### Exercise aim
Provide an exact copy of the data, excluding the images.

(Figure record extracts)
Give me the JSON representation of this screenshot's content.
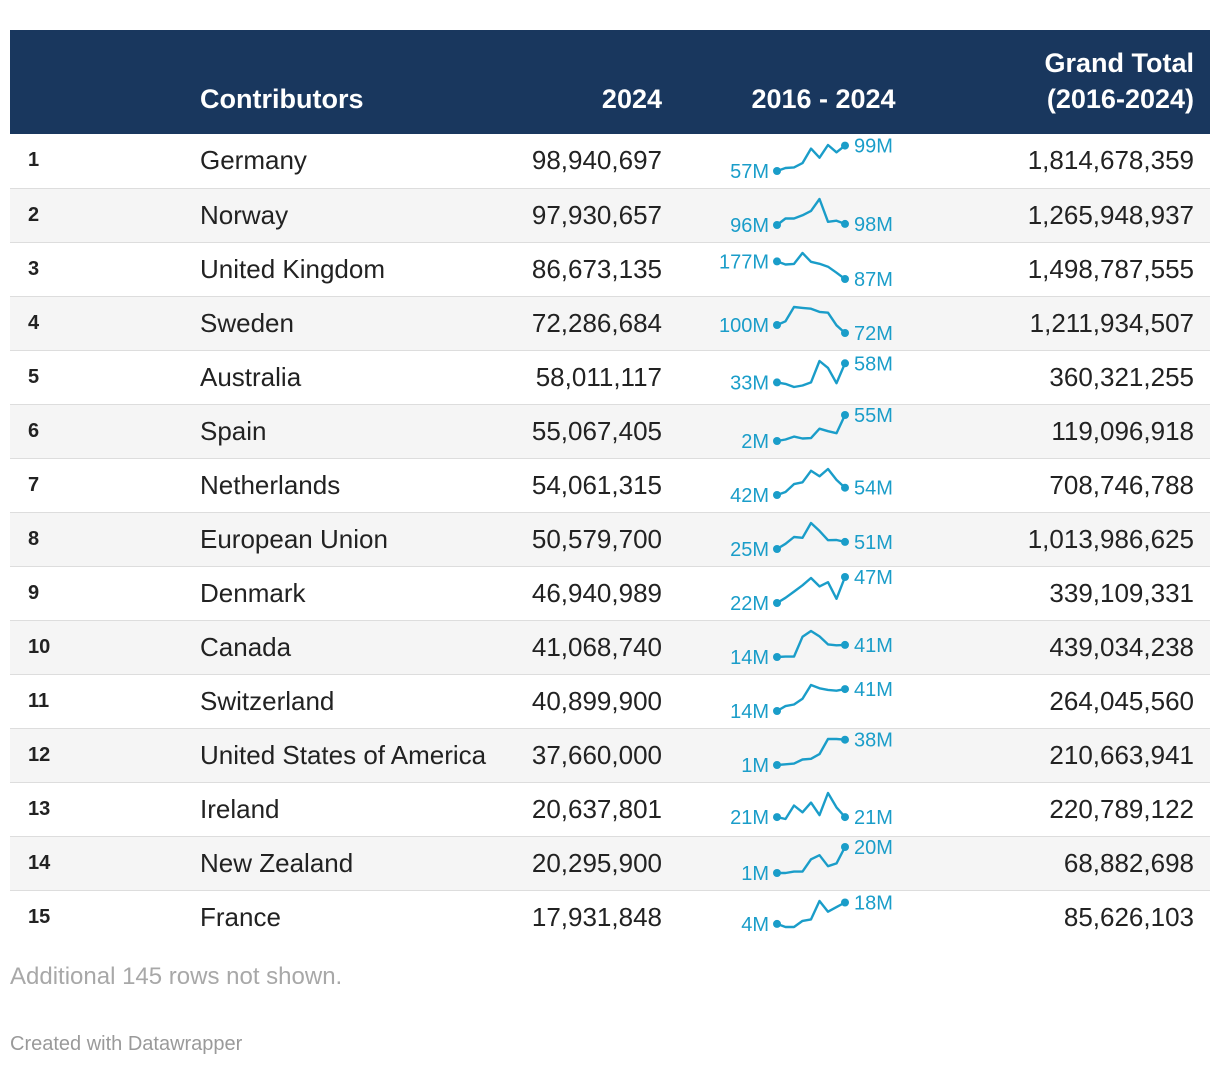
{
  "chart_data": {
    "type": "table",
    "columns": [
      "",
      "Contributors",
      "2024",
      "2016 - 2024",
      "Grand Total (2016-2024)"
    ],
    "columns_lines": {
      "total": [
        "Grand Total",
        "(2016-2024)"
      ]
    },
    "header_color": "#19375e",
    "sparkline_color": "#1a9dc9",
    "rows": [
      {
        "rank": "1",
        "name": "Germany",
        "v2024": "98,940,697",
        "start": "57M",
        "end": "99M",
        "total": "1,814,678,359",
        "trend": [
          57,
          62,
          63,
          70,
          94,
          79,
          100,
          88,
          99
        ]
      },
      {
        "rank": "2",
        "name": "Norway",
        "v2024": "97,930,657",
        "start": "96M",
        "end": "98M",
        "total": "1,265,948,937",
        "trend": [
          96,
          108,
          108,
          114,
          122,
          144,
          102,
          104,
          98
        ]
      },
      {
        "rank": "3",
        "name": "United Kingdom",
        "v2024": "86,673,135",
        "start": "177M",
        "end": "87M",
        "total": "1,498,787,555",
        "trend": [
          177,
          161,
          164,
          220,
          175,
          165,
          150,
          119,
          87
        ]
      },
      {
        "rank": "4",
        "name": "Sweden",
        "v2024": "72,286,684",
        "start": "100M",
        "end": "72M",
        "total": "1,211,934,507",
        "trend": [
          100,
          113,
          163,
          160,
          157,
          146,
          143,
          99,
          72
        ]
      },
      {
        "rank": "5",
        "name": "Australia",
        "v2024": "58,011,117",
        "start": "33M",
        "end": "58M",
        "total": "360,321,255",
        "trend": [
          33,
          31,
          27,
          29,
          33,
          61,
          52,
          32,
          58
        ]
      },
      {
        "rank": "6",
        "name": "Spain",
        "v2024": "55,067,405",
        "start": "2M",
        "end": "55M",
        "total": "119,096,918",
        "trend": [
          2,
          5,
          11,
          7,
          8,
          27,
          22,
          18,
          55
        ]
      },
      {
        "rank": "7",
        "name": "Netherlands",
        "v2024": "54,061,315",
        "start": "42M",
        "end": "54M",
        "total": "708,746,788",
        "trend": [
          42,
          47,
          60,
          63,
          82,
          73,
          85,
          67,
          54
        ]
      },
      {
        "rank": "8",
        "name": "European Union",
        "v2024": "50,579,700",
        "start": "25M",
        "end": "51M",
        "total": "1,013,986,625",
        "trend": [
          25,
          44,
          69,
          66,
          120,
          91,
          57,
          58,
          51
        ]
      },
      {
        "rank": "9",
        "name": "Denmark",
        "v2024": "46,940,989",
        "start": "22M",
        "end": "47M",
        "total": "339,109,331",
        "trend": [
          22,
          27,
          33,
          39,
          46,
          38,
          42,
          26,
          47
        ]
      },
      {
        "rank": "10",
        "name": "Canada",
        "v2024": "41,068,740",
        "start": "14M",
        "end": "41M",
        "total": "439,034,238",
        "trend": [
          14,
          15,
          15,
          59,
          72,
          60,
          42,
          40,
          41
        ]
      },
      {
        "rank": "11",
        "name": "Switzerland",
        "v2024": "40,899,900",
        "start": "14M",
        "end": "41M",
        "total": "264,045,560",
        "trend": [
          14,
          20,
          22,
          29,
          46,
          42,
          40,
          39,
          41
        ]
      },
      {
        "rank": "12",
        "name": "United States of America",
        "v2024": "37,660,000",
        "start": "1M",
        "end": "38M",
        "total": "210,663,941",
        "trend": [
          1,
          2,
          3,
          9,
          10,
          17,
          39,
          39,
          38
        ]
      },
      {
        "rank": "13",
        "name": "Ireland",
        "v2024": "20,637,801",
        "start": "21M",
        "end": "21M",
        "total": "220,789,122",
        "trend": [
          21,
          19,
          33,
          26,
          36,
          23,
          46,
          31,
          21
        ]
      },
      {
        "rank": "14",
        "name": "New Zealand",
        "v2024": "20,295,900",
        "start": "1M",
        "end": "20M",
        "total": "68,882,698",
        "trend": [
          1,
          1,
          2,
          2,
          11,
          14,
          6,
          8,
          20
        ]
      },
      {
        "rank": "15",
        "name": "France",
        "v2024": "17,931,848",
        "start": "4M",
        "end": "18M",
        "total": "85,626,103",
        "trend": [
          4,
          2,
          2,
          6,
          7,
          19,
          12,
          15,
          18
        ]
      }
    ],
    "footnote": "Additional 145 rows not shown."
  },
  "footer": {
    "credit": "Created with Datawrapper"
  }
}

### Solution to the exercise
Give me the JSON representation of this screenshot's content.
{
  "chart_data": {
    "type": "table",
    "columns": [
      "",
      "Contributors",
      "2024",
      "2016 - 2024",
      "Grand Total (2016-2024)"
    ],
    "columns_lines": {
      "total": [
        "Grand Total",
        "(2016-2024)"
      ]
    },
    "header_color": "#19375e",
    "sparkline_color": "#1a9dc9",
    "rows": [
      {
        "rank": "1",
        "name": "Germany",
        "v2024": "98,940,697",
        "start": "57M",
        "end": "99M",
        "total": "1,814,678,359",
        "trend": [
          57,
          62,
          63,
          70,
          94,
          79,
          100,
          88,
          99
        ]
      },
      {
        "rank": "2",
        "name": "Norway",
        "v2024": "97,930,657",
        "start": "96M",
        "end": "98M",
        "total": "1,265,948,937",
        "trend": [
          96,
          108,
          108,
          114,
          122,
          144,
          102,
          104,
          98
        ]
      },
      {
        "rank": "3",
        "name": "United Kingdom",
        "v2024": "86,673,135",
        "start": "177M",
        "end": "87M",
        "total": "1,498,787,555",
        "trend": [
          177,
          161,
          164,
          220,
          175,
          165,
          150,
          119,
          87
        ]
      },
      {
        "rank": "4",
        "name": "Sweden",
        "v2024": "72,286,684",
        "start": "100M",
        "end": "72M",
        "total": "1,211,934,507",
        "trend": [
          100,
          113,
          163,
          160,
          157,
          146,
          143,
          99,
          72
        ]
      },
      {
        "rank": "5",
        "name": "Australia",
        "v2024": "58,011,117",
        "start": "33M",
        "end": "58M",
        "total": "360,321,255",
        "trend": [
          33,
          31,
          27,
          29,
          33,
          61,
          52,
          32,
          58
        ]
      },
      {
        "rank": "6",
        "name": "Spain",
        "v2024": "55,067,405",
        "start": "2M",
        "end": "55M",
        "total": "119,096,918",
        "trend": [
          2,
          5,
          11,
          7,
          8,
          27,
          22,
          18,
          55
        ]
      },
      {
        "rank": "7",
        "name": "Netherlands",
        "v2024": "54,061,315",
        "start": "42M",
        "end": "54M",
        "total": "708,746,788",
        "trend": [
          42,
          47,
          60,
          63,
          82,
          73,
          85,
          67,
          54
        ]
      },
      {
        "rank": "8",
        "name": "European Union",
        "v2024": "50,579,700",
        "start": "25M",
        "end": "51M",
        "total": "1,013,986,625",
        "trend": [
          25,
          44,
          69,
          66,
          120,
          91,
          57,
          58,
          51
        ]
      },
      {
        "rank": "9",
        "name": "Denmark",
        "v2024": "46,940,989",
        "start": "22M",
        "end": "47M",
        "total": "339,109,331",
        "trend": [
          22,
          27,
          33,
          39,
          46,
          38,
          42,
          26,
          47
        ]
      },
      {
        "rank": "10",
        "name": "Canada",
        "v2024": "41,068,740",
        "start": "14M",
        "end": "41M",
        "total": "439,034,238",
        "trend": [
          14,
          15,
          15,
          59,
          72,
          60,
          42,
          40,
          41
        ]
      },
      {
        "rank": "11",
        "name": "Switzerland",
        "v2024": "40,899,900",
        "start": "14M",
        "end": "41M",
        "total": "264,045,560",
        "trend": [
          14,
          20,
          22,
          29,
          46,
          42,
          40,
          39,
          41
        ]
      },
      {
        "rank": "12",
        "name": "United States of America",
        "v2024": "37,660,000",
        "start": "1M",
        "end": "38M",
        "total": "210,663,941",
        "trend": [
          1,
          2,
          3,
          9,
          10,
          17,
          39,
          39,
          38
        ]
      },
      {
        "rank": "13",
        "name": "Ireland",
        "v2024": "20,637,801",
        "start": "21M",
        "end": "21M",
        "total": "220,789,122",
        "trend": [
          21,
          19,
          33,
          26,
          36,
          23,
          46,
          31,
          21
        ]
      },
      {
        "rank": "14",
        "name": "New Zealand",
        "v2024": "20,295,900",
        "start": "1M",
        "end": "20M",
        "total": "68,882,698",
        "trend": [
          1,
          1,
          2,
          2,
          11,
          14,
          6,
          8,
          20
        ]
      },
      {
        "rank": "15",
        "name": "France",
        "v2024": "17,931,848",
        "start": "4M",
        "end": "18M",
        "total": "85,626,103",
        "trend": [
          4,
          2,
          2,
          6,
          7,
          19,
          12,
          15,
          18
        ]
      }
    ],
    "footnote": "Additional 145 rows not shown."
  },
  "footer": {
    "credit": "Created with Datawrapper"
  }
}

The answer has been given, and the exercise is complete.